▸ GIVEN INSTRUCTION
Print the complete set of entries exactly.
++++++++++
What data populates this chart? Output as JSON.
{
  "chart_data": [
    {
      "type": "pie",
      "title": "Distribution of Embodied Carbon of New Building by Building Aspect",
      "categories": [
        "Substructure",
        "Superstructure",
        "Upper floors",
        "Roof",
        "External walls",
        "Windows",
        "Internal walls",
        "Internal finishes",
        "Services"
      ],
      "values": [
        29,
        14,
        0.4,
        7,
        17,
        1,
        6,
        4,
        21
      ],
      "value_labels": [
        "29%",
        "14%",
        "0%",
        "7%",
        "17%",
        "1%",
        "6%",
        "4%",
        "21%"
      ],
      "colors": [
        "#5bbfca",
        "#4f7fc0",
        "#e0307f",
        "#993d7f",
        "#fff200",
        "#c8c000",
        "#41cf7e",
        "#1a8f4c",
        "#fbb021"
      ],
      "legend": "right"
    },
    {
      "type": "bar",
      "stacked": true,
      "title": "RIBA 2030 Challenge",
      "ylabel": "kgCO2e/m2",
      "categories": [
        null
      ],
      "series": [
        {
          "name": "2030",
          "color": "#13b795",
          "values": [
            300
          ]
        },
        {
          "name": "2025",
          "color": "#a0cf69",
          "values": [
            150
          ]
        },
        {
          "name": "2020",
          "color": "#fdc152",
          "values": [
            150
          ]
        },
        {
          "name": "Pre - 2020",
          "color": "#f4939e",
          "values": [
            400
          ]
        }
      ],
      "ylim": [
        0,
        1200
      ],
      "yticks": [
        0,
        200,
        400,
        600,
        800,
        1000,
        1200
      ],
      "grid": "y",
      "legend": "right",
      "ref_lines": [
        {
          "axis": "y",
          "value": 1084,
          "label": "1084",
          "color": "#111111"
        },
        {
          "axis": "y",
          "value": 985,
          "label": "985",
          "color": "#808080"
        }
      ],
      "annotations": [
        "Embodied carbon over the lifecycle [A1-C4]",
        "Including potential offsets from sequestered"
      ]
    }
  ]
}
++++++++++
▸ RESPONSE BELOW
What data populates this chart? Output as JSON.
{
  "chart_data": [
    {
      "type": "pie",
      "title": "Distribution of Embodied Carbon of New Building by Building Aspect",
      "categories": [
        "Substructure",
        "Superstructure",
        "Upper floors",
        "Roof",
        "External walls",
        "Windows",
        "Internal walls",
        "Internal finishes",
        "Services"
      ],
      "values": [
        29,
        14,
        0.4,
        7,
        17,
        1,
        6,
        4,
        21
      ],
      "value_labels": [
        "29%",
        "14%",
        "0%",
        "7%",
        "17%",
        "1%",
        "6%",
        "4%",
        "21%"
      ],
      "colors": [
        "#5bbfca",
        "#4f7fc0",
        "#e0307f",
        "#993d7f",
        "#fff200",
        "#c8c000",
        "#41cf7e",
        "#1a8f4c",
        "#fbb021"
      ],
      "legend": "right"
    },
    {
      "type": "bar",
      "stacked": true,
      "title": "RIBA 2030 Challenge",
      "ylabel": "kgCO2e/m2",
      "categories": [
        null
      ],
      "series": [
        {
          "name": "2030",
          "color": "#13b795",
          "values": [
            300
          ]
        },
        {
          "name": "2025",
          "color": "#a0cf69",
          "values": [
            150
          ]
        },
        {
          "name": "2020",
          "color": "#fdc152",
          "values": [
            150
          ]
        },
        {
          "name": "Pre - 2020",
          "color": "#f4939e",
          "values": [
            400
          ]
        }
      ],
      "ylim": [
        0,
        1200
      ],
      "yticks": [
        0,
        200,
        400,
        600,
        800,
        1000,
        1200
      ],
      "grid": "y",
      "legend": "right",
      "ref_lines": [
        {
          "axis": "y",
          "value": 1084,
          "label": "1084",
          "color": "#111111"
        },
        {
          "axis": "y",
          "value": 985,
          "label": "985",
          "color": "#808080"
        }
      ],
      "annotations": [
        "Embodied carbon over the lifecycle [A1-C4]",
        "Including potential offsets from sequestered"
      ]
    }
  ]
}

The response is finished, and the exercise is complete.